**Information shown:**
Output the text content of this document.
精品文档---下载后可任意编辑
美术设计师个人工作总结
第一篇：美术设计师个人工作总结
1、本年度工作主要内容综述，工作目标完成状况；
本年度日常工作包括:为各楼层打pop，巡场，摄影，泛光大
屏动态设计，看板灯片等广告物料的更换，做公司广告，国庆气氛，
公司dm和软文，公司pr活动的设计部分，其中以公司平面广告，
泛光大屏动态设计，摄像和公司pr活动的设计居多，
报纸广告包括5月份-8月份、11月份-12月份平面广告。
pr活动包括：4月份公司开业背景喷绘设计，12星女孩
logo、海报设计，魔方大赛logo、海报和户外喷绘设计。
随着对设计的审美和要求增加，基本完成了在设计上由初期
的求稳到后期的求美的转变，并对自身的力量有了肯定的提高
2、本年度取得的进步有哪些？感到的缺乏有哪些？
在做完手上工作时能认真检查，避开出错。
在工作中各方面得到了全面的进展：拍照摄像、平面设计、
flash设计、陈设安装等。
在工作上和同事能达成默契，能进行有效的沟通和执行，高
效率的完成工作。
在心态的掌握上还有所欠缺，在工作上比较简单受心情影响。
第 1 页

**Description of the task:** Restate the whole of the material exactly.

**Response:**
Output the text content of this document.
精品文档---下载后可任意编辑
美术设计师个人工作总结
第一篇：美术设计师个人工作总结
1、本年度工作主要内容综述，工作目标完成状况；
本年度日常工作包括:为各楼层打pop，巡场，摄影，泛光大
屏动态设计，看板灯片等广告物料的更换，做公司广告，国庆气氛，
公司dm和软文，公司pr活动的设计部分，其中以公司平面广告，
泛光大屏动态设计，摄像和公司pr活动的设计居多，
报纸广告包括5月份-8月份、11月份-12月份平面广告。
pr活动包括：4月份公司开业背景喷绘设计，12星女孩
logo、海报设计，魔方大赛logo、海报和户外喷绘设计。
随着对设计的审美和要求增加，基本完成了在设计上由初期
的求稳到后期的求美的转变，并对自身的力量有了肯定的提高
2、本年度取得的进步有哪些？感到的缺乏有哪些？
在做完手上工作时能认真检查，避开出错。
在工作中各方面得到了全面的进展：拍照摄像、平面设计、
flash设计、陈设安装等。
在工作上和同事能达成默契，能进行有效的沟通和执行，高
效率的完成工作。
在心态的掌握上还有所欠缺，在工作上比较简单受心情影响。
第 1 页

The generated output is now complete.